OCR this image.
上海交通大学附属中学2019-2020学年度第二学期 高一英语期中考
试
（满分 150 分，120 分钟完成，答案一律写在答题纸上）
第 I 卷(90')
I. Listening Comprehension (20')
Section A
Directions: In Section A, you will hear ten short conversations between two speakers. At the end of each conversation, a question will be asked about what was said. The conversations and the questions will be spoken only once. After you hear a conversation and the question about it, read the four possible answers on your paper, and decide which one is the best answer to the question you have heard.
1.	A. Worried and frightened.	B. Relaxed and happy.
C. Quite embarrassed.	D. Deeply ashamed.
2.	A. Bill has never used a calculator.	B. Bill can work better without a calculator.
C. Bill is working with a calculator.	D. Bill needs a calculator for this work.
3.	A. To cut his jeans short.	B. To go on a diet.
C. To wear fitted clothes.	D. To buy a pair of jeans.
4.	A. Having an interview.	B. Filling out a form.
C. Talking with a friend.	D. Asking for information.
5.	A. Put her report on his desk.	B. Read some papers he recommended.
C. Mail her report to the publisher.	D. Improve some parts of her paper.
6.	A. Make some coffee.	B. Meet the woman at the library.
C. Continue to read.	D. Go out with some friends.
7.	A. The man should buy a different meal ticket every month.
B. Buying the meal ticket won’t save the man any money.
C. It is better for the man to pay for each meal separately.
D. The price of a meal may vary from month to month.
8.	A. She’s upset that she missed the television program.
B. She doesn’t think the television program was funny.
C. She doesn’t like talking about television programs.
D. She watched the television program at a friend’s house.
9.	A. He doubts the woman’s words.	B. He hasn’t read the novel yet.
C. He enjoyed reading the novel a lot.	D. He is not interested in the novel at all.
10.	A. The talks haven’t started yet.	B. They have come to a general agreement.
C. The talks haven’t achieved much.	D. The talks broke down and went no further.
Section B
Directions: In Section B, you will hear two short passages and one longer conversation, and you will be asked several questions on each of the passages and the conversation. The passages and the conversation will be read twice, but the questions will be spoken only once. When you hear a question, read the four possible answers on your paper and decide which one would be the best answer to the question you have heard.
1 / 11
========================================================================
Written request:
Pick out every line above that contains the word "meal" and copy it.

Solution:
7.	A. The man should buy a different meal ticket every month.
B. Buying the meal ticket won’t save the man any money.
C. It is better for the man to pay for each meal separately.
D. The price of a meal may vary from month to month.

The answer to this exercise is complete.